---------- RECORDS TO USE

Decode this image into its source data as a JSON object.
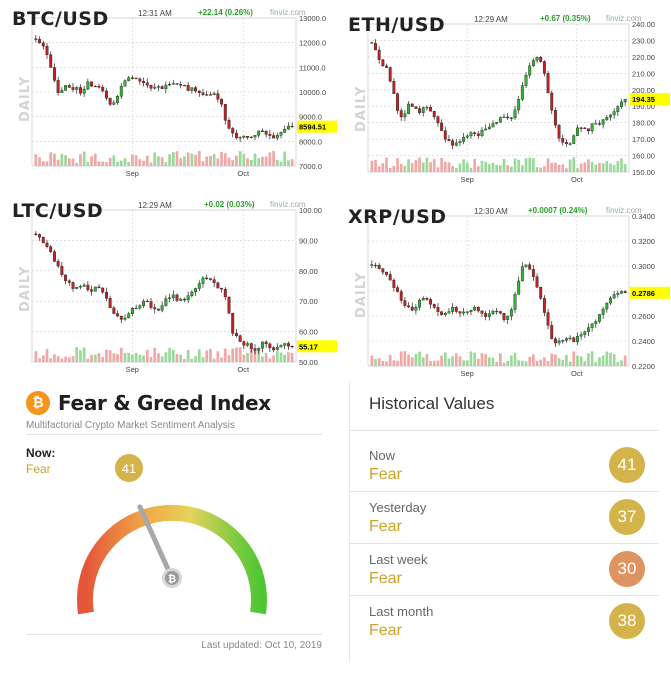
{
  "panels": [
    {
      "key": "btc",
      "pair": "BTC/USD",
      "time": "12:31 AM",
      "change": "+22.14 (0.26%)",
      "source": "finviz.com",
      "daily": "DAILY",
      "y_ticks": [
        "13000.0",
        "12000.0",
        "11000.0",
        "10000.0",
        "9000.0",
        "8000.0",
        "7000.0"
      ],
      "y_min": 7000,
      "y_max": 13000,
      "price_label": "8594.51",
      "price": 8594.51,
      "x_ticks": [
        "Sep",
        "Oct"
      ],
      "path": [
        12100,
        11950,
        11700,
        11200,
        10400,
        9900,
        10300,
        10250,
        10050,
        10150,
        9900,
        10400,
        10300,
        10250,
        10200,
        9700,
        9550,
        9650,
        10100,
        10500,
        10650,
        10450,
        10500,
        10350,
        10200,
        10150,
        10250,
        10100,
        10300,
        10350,
        10400,
        10250,
        10200,
        10100,
        10150,
        10000,
        9900,
        9800,
        9950,
        9800,
        9500,
        8600,
        8350,
        8200,
        8150,
        8300,
        8100,
        8250,
        8450,
        8300,
        8200,
        8150,
        8300,
        8450,
        8550,
        8594
      ]
    },
    {
      "key": "eth",
      "pair": "ETH/USD",
      "time": "12:29 AM",
      "change": "+0.67 (0.35%)",
      "source": "finviz.com",
      "daily": "DAILY",
      "y_ticks": [
        "240.00",
        "230.00",
        "220.00",
        "210.00",
        "200.00",
        "190.00",
        "180.00",
        "170.00",
        "160.00",
        "150.00"
      ],
      "y_min": 150,
      "y_max": 240,
      "price_label": "194.35",
      "price": 194.35,
      "x_ticks": [
        "Sep",
        "Oct"
      ],
      "path": [
        228,
        222,
        215,
        212,
        200,
        185,
        183,
        192,
        189,
        186,
        190,
        188,
        183,
        177,
        170,
        167,
        168,
        170,
        172,
        174,
        171,
        175,
        176,
        180,
        182,
        184,
        181,
        187,
        197,
        207,
        215,
        220,
        218,
        205,
        190,
        175,
        168,
        166,
        170,
        178,
        176,
        174,
        180,
        179,
        182,
        185,
        188,
        192,
        194
      ]
    },
    {
      "key": "ltc",
      "pair": "LTC/USD",
      "time": "12:29 AM",
      "change": "+0.02 (0.03%)",
      "source": "finviz.com",
      "daily": "DAILY",
      "y_ticks": [
        "100.00",
        "90.00",
        "80.00",
        "70.00",
        "60.00",
        "50.00"
      ],
      "y_min": 50,
      "y_max": 100,
      "price_label": "55.17",
      "price": 55.17,
      "x_ticks": [
        "Sep",
        "Oct"
      ],
      "path": [
        92,
        90,
        88,
        84,
        80,
        77,
        75,
        74,
        76,
        73,
        75,
        74,
        70,
        66,
        64,
        65,
        67,
        68,
        70,
        69,
        67,
        68,
        71,
        72,
        70,
        71,
        73,
        75,
        77,
        78,
        76,
        74,
        70,
        60,
        57,
        56,
        55,
        54,
        56,
        55,
        54,
        55,
        56,
        55.17
      ]
    },
    {
      "key": "xrp",
      "pair": "XRP/USD",
      "time": "12:30 AM",
      "change": "+0.0007 (0.24%)",
      "source": "finviz.com",
      "daily": "DAILY",
      "y_ticks": [
        "0.3400",
        "0.3200",
        "0.3000",
        "0.2800",
        "0.2600",
        "0.2400",
        "0.2200"
      ],
      "y_min": 0.22,
      "y_max": 0.34,
      "price_label": "0.2786",
      "price": 0.2786,
      "x_ticks": [
        "Sep",
        "Oct"
      ],
      "path": [
        0.301,
        0.299,
        0.296,
        0.291,
        0.282,
        0.274,
        0.268,
        0.265,
        0.27,
        0.275,
        0.271,
        0.266,
        0.262,
        0.263,
        0.266,
        0.264,
        0.262,
        0.265,
        0.267,
        0.261,
        0.259,
        0.263,
        0.262,
        0.258,
        0.262,
        0.28,
        0.298,
        0.3,
        0.292,
        0.28,
        0.262,
        0.245,
        0.238,
        0.24,
        0.243,
        0.239,
        0.244,
        0.248,
        0.252,
        0.256,
        0.265,
        0.272,
        0.277,
        0.279,
        0.2786
      ]
    }
  ],
  "fear_greed": {
    "logo": "₿",
    "title": "Fear & Greed Index",
    "subtitle": "Multifactorial Crypto Market Sentiment Analysis",
    "now_label": "Now:",
    "now_class": "Fear",
    "value": 41,
    "value_text": "41",
    "updated": "Last updated: Oct 10, 2019"
  },
  "historical": {
    "title": "Historical Values",
    "rows": [
      {
        "period": "Now",
        "class": "Fear",
        "value": "41",
        "color": "#d4b44a"
      },
      {
        "period": "Yesterday",
        "class": "Fear",
        "value": "37",
        "color": "#d4b44a"
      },
      {
        "period": "Last week",
        "class": "Fear",
        "value": "30",
        "color": "#de9460"
      },
      {
        "period": "Last month",
        "class": "Fear",
        "value": "38",
        "color": "#d4b44a"
      }
    ]
  },
  "colors": {
    "up": "#2fb52f",
    "down": "#c42020",
    "grid": "#cfcfcf",
    "price_box": "#ffff00",
    "vol_up": "#9bd99b",
    "vol_down": "#f2a7a7"
  }
}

--------------------

AIM: Reproduce the full material exactly, excluding the pictures.

OUTPUT FOR THIS TASK:
Decode this image into its source data as a JSON object.
{
  "panels": [
    {
      "key": "btc",
      "pair": "BTC/USD",
      "time": "12:31 AM",
      "change": "+22.14 (0.26%)",
      "source": "finviz.com",
      "daily": "DAILY",
      "y_ticks": [
        "13000.0",
        "12000.0",
        "11000.0",
        "10000.0",
        "9000.0",
        "8000.0",
        "7000.0"
      ],
      "y_min": 7000,
      "y_max": 13000,
      "price_label": "8594.51",
      "price": 8594.51,
      "x_ticks": [
        "Sep",
        "Oct"
      ],
      "path": [
        12100,
        11950,
        11700,
        11200,
        10400,
        9900,
        10300,
        10250,
        10050,
        10150,
        9900,
        10400,
        10300,
        10250,
        10200,
        9700,
        9550,
        9650,
        10100,
        10500,
        10650,
        10450,
        10500,
        10350,
        10200,
        10150,
        10250,
        10100,
        10300,
        10350,
        10400,
        10250,
        10200,
        10100,
        10150,
        10000,
        9900,
        9800,
        9950,
        9800,
        9500,
        8600,
        8350,
        8200,
        8150,
        8300,
        8100,
        8250,
        8450,
        8300,
        8200,
        8150,
        8300,
        8450,
        8550,
        8594
      ]
    },
    {
      "key": "eth",
      "pair": "ETH/USD",
      "time": "12:29 AM",
      "change": "+0.67 (0.35%)",
      "source": "finviz.com",
      "daily": "DAILY",
      "y_ticks": [
        "240.00",
        "230.00",
        "220.00",
        "210.00",
        "200.00",
        "190.00",
        "180.00",
        "170.00",
        "160.00",
        "150.00"
      ],
      "y_min": 150,
      "y_max": 240,
      "price_label": "194.35",
      "price": 194.35,
      "x_ticks": [
        "Sep",
        "Oct"
      ],
      "path": [
        228,
        222,
        215,
        212,
        200,
        185,
        183,
        192,
        189,
        186,
        190,
        188,
        183,
        177,
        170,
        167,
        168,
        170,
        172,
        174,
        171,
        175,
        176,
        180,
        182,
        184,
        181,
        187,
        197,
        207,
        215,
        220,
        218,
        205,
        190,
        175,
        168,
        166,
        170,
        178,
        176,
        174,
        180,
        179,
        182,
        185,
        188,
        192,
        194
      ]
    },
    {
      "key": "ltc",
      "pair": "LTC/USD",
      "time": "12:29 AM",
      "change": "+0.02 (0.03%)",
      "source": "finviz.com",
      "daily": "DAILY",
      "y_ticks": [
        "100.00",
        "90.00",
        "80.00",
        "70.00",
        "60.00",
        "50.00"
      ],
      "y_min": 50,
      "y_max": 100,
      "price_label": "55.17",
      "price": 55.17,
      "x_ticks": [
        "Sep",
        "Oct"
      ],
      "path": [
        92,
        90,
        88,
        84,
        80,
        77,
        75,
        74,
        76,
        73,
        75,
        74,
        70,
        66,
        64,
        65,
        67,
        68,
        70,
        69,
        67,
        68,
        71,
        72,
        70,
        71,
        73,
        75,
        77,
        78,
        76,
        74,
        70,
        60,
        57,
        56,
        55,
        54,
        56,
        55,
        54,
        55,
        56,
        55.17
      ]
    },
    {
      "key": "xrp",
      "pair": "XRP/USD",
      "time": "12:30 AM",
      "change": "+0.0007 (0.24%)",
      "source": "finviz.com",
      "daily": "DAILY",
      "y_ticks": [
        "0.3400",
        "0.3200",
        "0.3000",
        "0.2800",
        "0.2600",
        "0.2400",
        "0.2200"
      ],
      "y_min": 0.22,
      "y_max": 0.34,
      "price_label": "0.2786",
      "price": 0.2786,
      "x_ticks": [
        "Sep",
        "Oct"
      ],
      "path": [
        0.301,
        0.299,
        0.296,
        0.291,
        0.282,
        0.274,
        0.268,
        0.265,
        0.27,
        0.275,
        0.271,
        0.266,
        0.262,
        0.263,
        0.266,
        0.264,
        0.262,
        0.265,
        0.267,
        0.261,
        0.259,
        0.263,
        0.262,
        0.258,
        0.262,
        0.28,
        0.298,
        0.3,
        0.292,
        0.28,
        0.262,
        0.245,
        0.238,
        0.24,
        0.243,
        0.239,
        0.244,
        0.248,
        0.252,
        0.256,
        0.265,
        0.272,
        0.277,
        0.279,
        0.2786
      ]
    }
  ],
  "fear_greed": {
    "logo": "₿",
    "title": "Fear & Greed Index",
    "subtitle": "Multifactorial Crypto Market Sentiment Analysis",
    "now_label": "Now:",
    "now_class": "Fear",
    "value": 41,
    "value_text": "41",
    "updated": "Last updated: Oct 10, 2019"
  },
  "historical": {
    "title": "Historical Values",
    "rows": [
      {
        "period": "Now",
        "class": "Fear",
        "value": "41",
        "color": "#d4b44a"
      },
      {
        "period": "Yesterday",
        "class": "Fear",
        "value": "37",
        "color": "#d4b44a"
      },
      {
        "period": "Last week",
        "class": "Fear",
        "value": "30",
        "color": "#de9460"
      },
      {
        "period": "Last month",
        "class": "Fear",
        "value": "38",
        "color": "#d4b44a"
      }
    ]
  },
  "colors": {
    "up": "#2fb52f",
    "down": "#c42020",
    "grid": "#cfcfcf",
    "price_box": "#ffff00",
    "vol_up": "#9bd99b",
    "vol_down": "#f2a7a7"
  }
}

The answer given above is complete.